According to the forum thread about the blasted RLT 15, what change to the watch's original design spec was needed?

## Provided text
--- Start ---
# Blasted Rlt 15



## ESL (Jan 27, 2004)

I know that sounds like I am cursing it - but I'm not (if you know the story - you'll know what I mean  )

Anyway, to cut a long story short, I fancied one of Roy's "finest" to be little more "mil" like in appearance - sort of "G10" in an RLT-15 sort of way. So a few words with our "bry" and off it went.










Spotted the difference yet? Not as shiny eh? Bry and I discussed the finish and decided that a heavy Sinn-like blast may be a bit over the top, so we (I) settled on a light touch, more G10 like in appearance. I don't know if this comes across in the photos well enough, but in the flesh - it's nice!


















The finish is very evenly applied, as this photo shows, and the whole effect is now really set off by wearing it on a NATO strap. To be honest - bry and I had a bit of a nightmare with this one and even had to change Roy's original design spec for the 15, by having to fit an acrylic crystal







. Nevertheless, I've worn this watch 50% of the time since I have had it back from bry, and even though it was already a favourite (for many reasons) it has grown on me more and more.










You can't buy them new from Roy anymore and you can't have mine. I also suspect that if you already have one and fancy it blasted like this one - you may get a surprisingly sharp response from "bry"







so this one may end up being pretty unique!









Bry - thanks mate. After all we went through - it was worth it!


----------



## scottishcammy (Jul 11, 2003)

Nice one, I like that a lot. As you probably know, the RLT 15 is my favourite watch of all time (a bold statement, I know!). I wear it 6 days out of 7. I would be frightened to try something like that, simply because they're hard to get hold of now. However, that looks braw, well done.


----------



## jasonm (Nov 22, 2003)

Can I ask what happened George?
--- End ---
## Data section
--- Start ---
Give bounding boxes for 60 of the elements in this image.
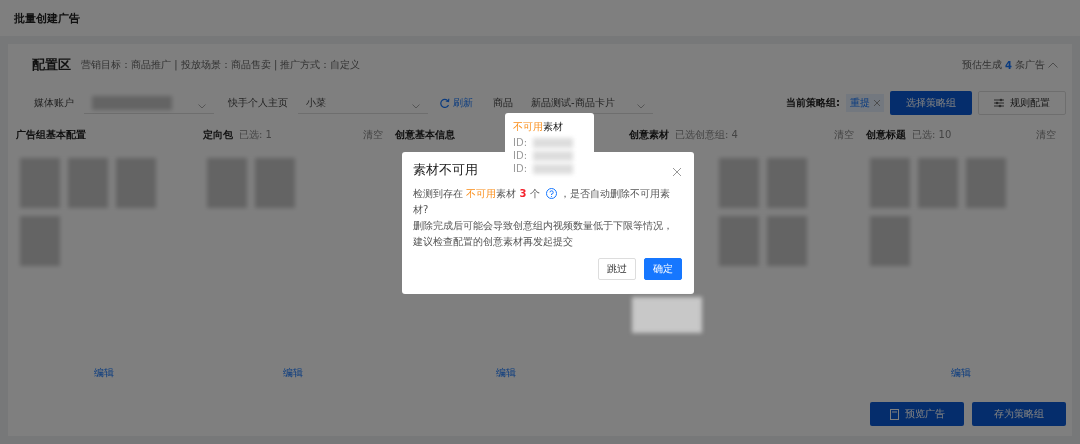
--- End ---
## Solution below
An acrylic crystal had to be fitted.